[Bounding box entries]
- - -

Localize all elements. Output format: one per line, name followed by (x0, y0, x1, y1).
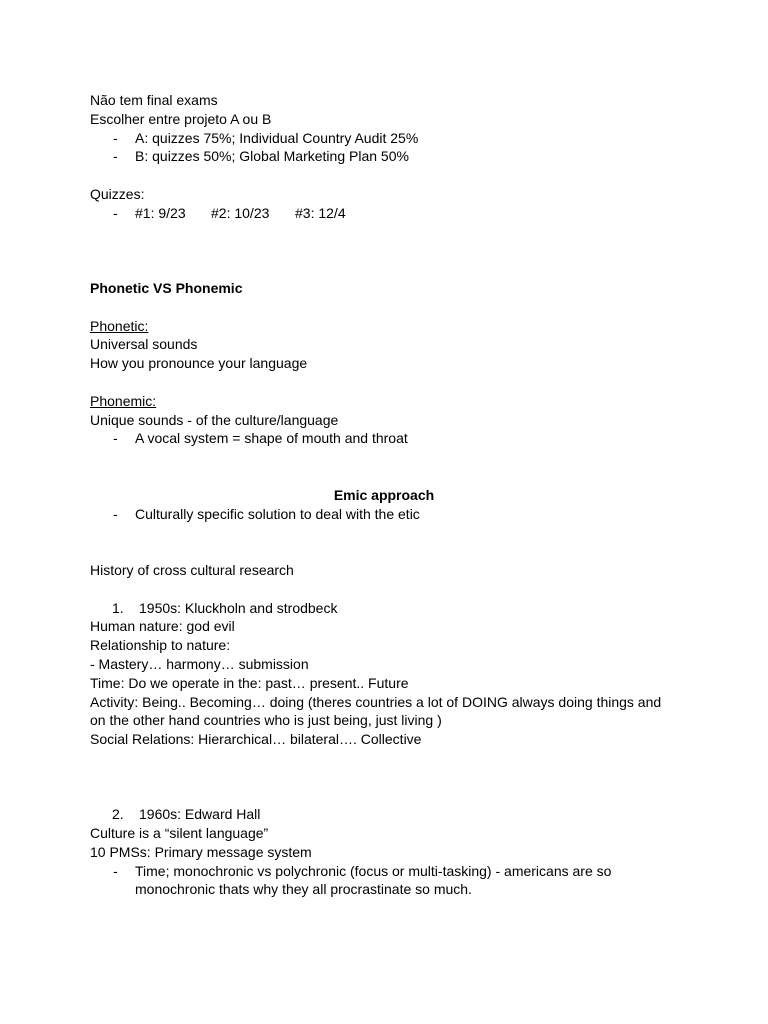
history-heading: History of cross cultural research (90, 561, 294, 578)
quiz-date: #2: 10/23 (211, 204, 270, 221)
quiz-date: #1: 9/23 (135, 204, 186, 221)
bullet-item (90, 505, 690, 524)
text-paragraph: Activity: Being.. Becoming… doing (theres countries a lot of DOING always doing things and on the other hand countries who is just being, just living ) (90, 693, 662, 729)
text-line: Não tem final exams (90, 92, 218, 108)
text-line: Time: Do we operate in the: past… present.. Future (90, 674, 409, 691)
bullet-dash: - (113, 505, 118, 522)
section-title: Phonetic VS Phonemic (90, 279, 243, 296)
text-line: Escolher entre projeto A ou B (90, 110, 272, 127)
bullet-item (90, 129, 690, 148)
numbered-item (90, 599, 690, 618)
bullet-dash: - (113, 204, 118, 221)
bullet-dash: - (113, 430, 118, 447)
bullet-item (90, 204, 690, 223)
bullet-item (90, 429, 690, 448)
bullet-text: B: quizzes 50%; Global Marketing Plan 50% (135, 148, 409, 165)
subheading: Phonetic: (90, 317, 149, 334)
item-number: 2. (112, 806, 124, 823)
text-line: - Mastery… harmony… submission (90, 655, 309, 672)
item-title: 1950s: Kluckholn and strodbeck (139, 599, 338, 616)
quizzes-heading: Quizzes: (90, 185, 145, 202)
text-line: Human nature: god evil (90, 618, 235, 635)
text-line: Culture is a “silent language” (90, 825, 269, 842)
bullet-dash: - (113, 862, 118, 879)
bullet-text: A: quizzes 75%; Individual Country Audit 25% (135, 129, 419, 146)
text-line: 10 PMSs: Primary message system (90, 843, 312, 860)
text-line: How you pronounce your language (90, 355, 308, 372)
subheading: Phonemic: (90, 392, 157, 409)
text-line: Universal sounds (90, 336, 198, 353)
bullet-dash: - (113, 129, 118, 146)
item-title: 1960s: Edward Hall (139, 806, 261, 823)
text-line: Relationship to nature: (90, 637, 231, 654)
bullet-text: Time; monochronic vs polychronic (focus or multi-tasking) - americans are so monochronic thats why they all procrastinate so much. (135, 862, 612, 898)
text-line: Social Relations: Hierarchical… bilateral…. Collective (90, 731, 422, 748)
section-title: Emic approach (333, 486, 435, 503)
document-page (90, 91, 690, 899)
bullet-item (90, 147, 690, 166)
numbered-item (90, 805, 690, 824)
bullet-text: Culturally specific solution to deal with the etic (135, 505, 420, 522)
item-number: 1. (112, 599, 124, 616)
bullet-item (90, 862, 680, 900)
bullet-dash: - (113, 148, 118, 165)
quiz-date: #3: 12/4 (295, 204, 346, 221)
bullet-text: A vocal system = shape of mouth and throat (135, 430, 408, 447)
text-line: Unique sounds - of the culture/language (90, 411, 339, 428)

- - -

__REQUIREMENTS__. Copy every line of the items above word for word, omitting the picture.

__RESULT OF THE EXERCISE__.
Localize all elements. Output format: one per line, name followed by (x0, y0, x1, y1).
history-heading: History of cross cultural research (90, 561, 294, 578)
quiz-date: #2: 10/23 (211, 204, 270, 221)
quiz-date: #1: 9/23 (135, 204, 186, 221)
bullet-item (90, 505, 690, 524)
text-paragraph: Activity: Being.. Becoming… doing (theres countries a lot of DOING always doing things and on the other hand countries who is just being, just living ) (90, 693, 662, 729)
text-line: Não tem final exams (90, 92, 218, 108)
text-line: Time: Do we operate in the: past… present.. Future (90, 674, 409, 691)
bullet-dash: - (113, 505, 118, 522)
section-title: Phonetic VS Phonemic (90, 279, 243, 296)
text-line: Escolher entre projeto A ou B (90, 110, 272, 127)
bullet-item (90, 129, 690, 148)
numbered-item (90, 599, 690, 618)
bullet-dash: - (113, 204, 118, 221)
bullet-dash: - (113, 430, 118, 447)
bullet-item (90, 204, 690, 223)
bullet-item (90, 429, 690, 448)
bullet-text: B: quizzes 50%; Global Marketing Plan 50% (135, 148, 409, 165)
subheading: Phonetic: (90, 317, 149, 334)
item-number: 2. (112, 806, 124, 823)
text-line: - Mastery… harmony… submission (90, 655, 309, 672)
item-title: 1950s: Kluckholn and strodbeck (139, 599, 338, 616)
quizzes-heading: Quizzes: (90, 185, 145, 202)
text-line: Human nature: god evil (90, 618, 235, 635)
text-line: Culture is a “silent language” (90, 825, 269, 842)
bullet-dash: - (113, 862, 118, 879)
bullet-text: A: quizzes 75%; Individual Country Audit 25% (135, 129, 419, 146)
text-line: 10 PMSs: Primary message system (90, 843, 312, 860)
text-line: How you pronounce your language (90, 355, 308, 372)
subheading: Phonemic: (90, 392, 157, 409)
text-line: Universal sounds (90, 336, 198, 353)
bullet-dash: - (113, 129, 118, 146)
item-title: 1960s: Edward Hall (139, 806, 261, 823)
text-line: Relationship to nature: (90, 637, 231, 654)
bullet-text: Time; monochronic vs polychronic (focus or multi-tasking) - americans are so monochronic thats why they all procrastinate so much. (135, 862, 612, 898)
text-line: Social Relations: Hierarchical… bilateral…. Collective (90, 731, 422, 748)
section-title: Emic approach (333, 486, 435, 503)
document-page (90, 91, 690, 899)
bullet-item (90, 147, 690, 166)
numbered-item (90, 805, 690, 824)
bullet-text: Culturally specific solution to deal with the etic (135, 505, 420, 522)
item-number: 1. (112, 599, 124, 616)
bullet-item (90, 862, 680, 900)
bullet-dash: - (113, 148, 118, 165)
quiz-date: #3: 12/4 (295, 204, 346, 221)
bullet-text: A vocal system = shape of mouth and throat (135, 430, 408, 447)
text-line: Unique sounds - of the culture/language (90, 411, 339, 428)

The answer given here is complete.